[Saved entries]
==============================

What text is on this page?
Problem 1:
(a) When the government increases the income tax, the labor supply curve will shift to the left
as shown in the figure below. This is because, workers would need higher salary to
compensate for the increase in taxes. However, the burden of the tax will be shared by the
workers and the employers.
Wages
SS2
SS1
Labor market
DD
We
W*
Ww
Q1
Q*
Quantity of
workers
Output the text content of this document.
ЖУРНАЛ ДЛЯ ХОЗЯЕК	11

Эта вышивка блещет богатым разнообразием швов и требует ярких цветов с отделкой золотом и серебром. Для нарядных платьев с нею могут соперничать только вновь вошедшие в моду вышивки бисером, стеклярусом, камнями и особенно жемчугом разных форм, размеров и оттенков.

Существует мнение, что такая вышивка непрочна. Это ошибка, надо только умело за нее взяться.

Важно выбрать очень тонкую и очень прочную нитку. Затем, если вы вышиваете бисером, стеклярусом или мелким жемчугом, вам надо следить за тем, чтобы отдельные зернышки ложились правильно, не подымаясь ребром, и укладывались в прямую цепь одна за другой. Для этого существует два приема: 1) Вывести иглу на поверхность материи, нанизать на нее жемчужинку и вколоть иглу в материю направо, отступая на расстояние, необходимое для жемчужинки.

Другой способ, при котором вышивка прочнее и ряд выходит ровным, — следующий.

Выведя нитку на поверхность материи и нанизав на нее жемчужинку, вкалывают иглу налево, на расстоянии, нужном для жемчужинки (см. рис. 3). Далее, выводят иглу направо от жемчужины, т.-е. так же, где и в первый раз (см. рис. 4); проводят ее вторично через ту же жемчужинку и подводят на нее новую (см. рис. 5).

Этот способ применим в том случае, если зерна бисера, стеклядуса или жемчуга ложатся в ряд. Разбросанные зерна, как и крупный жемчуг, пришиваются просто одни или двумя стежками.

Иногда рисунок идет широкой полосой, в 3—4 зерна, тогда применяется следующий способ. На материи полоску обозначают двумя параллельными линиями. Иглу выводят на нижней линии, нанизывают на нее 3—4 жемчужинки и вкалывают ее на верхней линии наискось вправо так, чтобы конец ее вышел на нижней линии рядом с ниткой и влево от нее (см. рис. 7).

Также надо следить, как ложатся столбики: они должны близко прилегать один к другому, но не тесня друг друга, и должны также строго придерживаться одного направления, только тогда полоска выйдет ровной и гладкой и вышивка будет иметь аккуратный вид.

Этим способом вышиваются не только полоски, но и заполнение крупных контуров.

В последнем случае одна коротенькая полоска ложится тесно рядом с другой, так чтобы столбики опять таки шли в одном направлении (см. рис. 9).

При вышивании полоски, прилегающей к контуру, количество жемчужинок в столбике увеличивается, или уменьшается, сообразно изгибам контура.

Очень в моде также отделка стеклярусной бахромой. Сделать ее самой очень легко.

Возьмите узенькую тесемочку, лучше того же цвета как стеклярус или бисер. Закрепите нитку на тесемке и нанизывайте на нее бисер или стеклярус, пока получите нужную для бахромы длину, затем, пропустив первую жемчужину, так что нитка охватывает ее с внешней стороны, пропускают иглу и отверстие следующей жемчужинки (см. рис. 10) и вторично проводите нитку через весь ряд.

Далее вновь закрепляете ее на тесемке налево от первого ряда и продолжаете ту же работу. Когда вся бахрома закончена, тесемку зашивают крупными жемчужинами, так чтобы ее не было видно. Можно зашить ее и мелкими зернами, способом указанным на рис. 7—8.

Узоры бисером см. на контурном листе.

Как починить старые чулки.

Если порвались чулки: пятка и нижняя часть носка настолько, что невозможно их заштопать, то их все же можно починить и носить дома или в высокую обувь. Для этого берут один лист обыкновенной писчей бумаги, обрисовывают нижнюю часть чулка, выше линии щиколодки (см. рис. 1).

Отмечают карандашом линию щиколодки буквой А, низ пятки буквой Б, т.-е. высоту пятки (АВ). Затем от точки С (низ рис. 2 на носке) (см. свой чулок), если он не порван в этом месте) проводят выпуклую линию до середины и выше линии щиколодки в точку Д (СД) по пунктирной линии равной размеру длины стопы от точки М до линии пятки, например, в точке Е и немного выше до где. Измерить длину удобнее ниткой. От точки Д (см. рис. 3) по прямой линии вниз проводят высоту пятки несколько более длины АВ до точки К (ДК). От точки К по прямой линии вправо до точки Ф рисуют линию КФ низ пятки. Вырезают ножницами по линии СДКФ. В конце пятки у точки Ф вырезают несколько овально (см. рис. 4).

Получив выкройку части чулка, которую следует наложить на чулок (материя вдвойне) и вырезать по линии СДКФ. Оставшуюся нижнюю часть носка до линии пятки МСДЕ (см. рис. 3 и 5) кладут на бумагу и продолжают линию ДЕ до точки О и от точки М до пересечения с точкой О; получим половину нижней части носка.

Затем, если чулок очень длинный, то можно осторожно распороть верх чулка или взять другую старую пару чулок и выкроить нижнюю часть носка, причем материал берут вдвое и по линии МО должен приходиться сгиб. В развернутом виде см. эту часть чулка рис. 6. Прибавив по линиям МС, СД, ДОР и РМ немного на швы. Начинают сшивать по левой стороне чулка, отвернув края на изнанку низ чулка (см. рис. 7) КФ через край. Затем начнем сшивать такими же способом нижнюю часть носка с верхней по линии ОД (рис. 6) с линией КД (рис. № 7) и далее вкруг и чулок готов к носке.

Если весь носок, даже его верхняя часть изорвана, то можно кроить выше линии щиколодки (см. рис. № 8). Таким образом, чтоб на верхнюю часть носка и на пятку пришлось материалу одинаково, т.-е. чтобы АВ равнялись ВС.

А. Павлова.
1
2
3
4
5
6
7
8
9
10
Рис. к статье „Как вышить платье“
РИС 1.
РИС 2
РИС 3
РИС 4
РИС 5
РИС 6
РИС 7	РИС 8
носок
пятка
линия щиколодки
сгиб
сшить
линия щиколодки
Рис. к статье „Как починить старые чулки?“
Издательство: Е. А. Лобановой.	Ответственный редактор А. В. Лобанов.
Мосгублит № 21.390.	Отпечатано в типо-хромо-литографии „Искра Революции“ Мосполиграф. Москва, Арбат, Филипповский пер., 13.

==============================

Task details: Pull out every line containing "двумя".

Answer to the exercise:
Этот способ применим в том случае, если зерна бисера, стеклядуса или жемчуга ложатся в ряд. Разбросанные зерна, как и крупный жемчуг, пришиваются просто одни или двумя стежками.
Иногда рисунок идет широкой полосой, в 3—4 зерна, тогда применяется следующий способ. На материи полоску обозначают двумя параллельными линиями. Иглу выводят на нижней линии, нанизывают на нее 3—4 жемчужинки и вкалывают ее на верхней линии наискось вправо так, чтобы конец ее вышел на нижней линии рядом с ниткой и влево от нее (см. рис. 7).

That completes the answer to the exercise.